═══ The records

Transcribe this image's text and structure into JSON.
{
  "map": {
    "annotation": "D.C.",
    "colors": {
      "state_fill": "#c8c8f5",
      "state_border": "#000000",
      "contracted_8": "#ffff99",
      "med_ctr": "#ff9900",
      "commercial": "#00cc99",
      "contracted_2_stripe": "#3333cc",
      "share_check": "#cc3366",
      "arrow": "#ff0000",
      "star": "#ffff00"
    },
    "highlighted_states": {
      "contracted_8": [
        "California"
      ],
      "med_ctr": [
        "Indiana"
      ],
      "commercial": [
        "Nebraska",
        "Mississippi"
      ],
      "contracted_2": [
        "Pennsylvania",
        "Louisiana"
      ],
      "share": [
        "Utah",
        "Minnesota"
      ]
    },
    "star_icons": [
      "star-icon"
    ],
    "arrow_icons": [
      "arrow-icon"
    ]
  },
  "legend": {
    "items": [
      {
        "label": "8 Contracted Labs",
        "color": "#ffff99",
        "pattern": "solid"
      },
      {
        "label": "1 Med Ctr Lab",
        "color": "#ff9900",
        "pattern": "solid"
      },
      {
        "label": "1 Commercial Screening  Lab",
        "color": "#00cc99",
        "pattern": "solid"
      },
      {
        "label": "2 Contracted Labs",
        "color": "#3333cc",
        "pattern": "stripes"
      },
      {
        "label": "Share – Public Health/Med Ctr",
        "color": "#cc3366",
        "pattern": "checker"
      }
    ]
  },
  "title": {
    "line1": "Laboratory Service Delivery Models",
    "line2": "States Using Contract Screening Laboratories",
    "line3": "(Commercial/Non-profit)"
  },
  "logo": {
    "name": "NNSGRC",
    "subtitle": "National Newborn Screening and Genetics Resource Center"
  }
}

══════

• _Exercise task_:
Restate the data above exactly, keeping each word as it stands.

• _Task answer_:
Transcribe this image's text and structure into JSON.
{
  "map": {
    "annotation": "D.C.",
    "colors": {
      "state_fill": "#c8c8f5",
      "state_border": "#000000",
      "contracted_8": "#ffff99",
      "med_ctr": "#ff9900",
      "commercial": "#00cc99",
      "contracted_2_stripe": "#3333cc",
      "share_check": "#cc3366",
      "arrow": "#ff0000",
      "star": "#ffff00"
    },
    "highlighted_states": {
      "contracted_8": [
        "California"
      ],
      "med_ctr": [
        "Indiana"
      ],
      "commercial": [
        "Nebraska",
        "Mississippi"
      ],
      "contracted_2": [
        "Pennsylvania",
        "Louisiana"
      ],
      "share": [
        "Utah",
        "Minnesota"
      ]
    },
    "star_icons": [
      "star-icon"
    ],
    "arrow_icons": [
      "arrow-icon"
    ]
  },
  "legend": {
    "items": [
      {
        "label": "8 Contracted Labs",
        "color": "#ffff99",
        "pattern": "solid"
      },
      {
        "label": "1 Med Ctr Lab",
        "color": "#ff9900",
        "pattern": "solid"
      },
      {
        "label": "1 Commercial Screening  Lab",
        "color": "#00cc99",
        "pattern": "solid"
      },
      {
        "label": "2 Contracted Labs",
        "color": "#3333cc",
        "pattern": "stripes"
      },
      {
        "label": "Share – Public Health/Med Ctr",
        "color": "#cc3366",
        "pattern": "checker"
      }
    ]
  },
  "title": {
    "line1": "Laboratory Service Delivery Models",
    "line2": "States Using Contract Screening Laboratories",
    "line3": "(Commercial/Non-profit)"
  },
  "logo": {
    "name": "NNSGRC",
    "subtitle": "National Newborn Screening and Genetics Resource Center"
  }
}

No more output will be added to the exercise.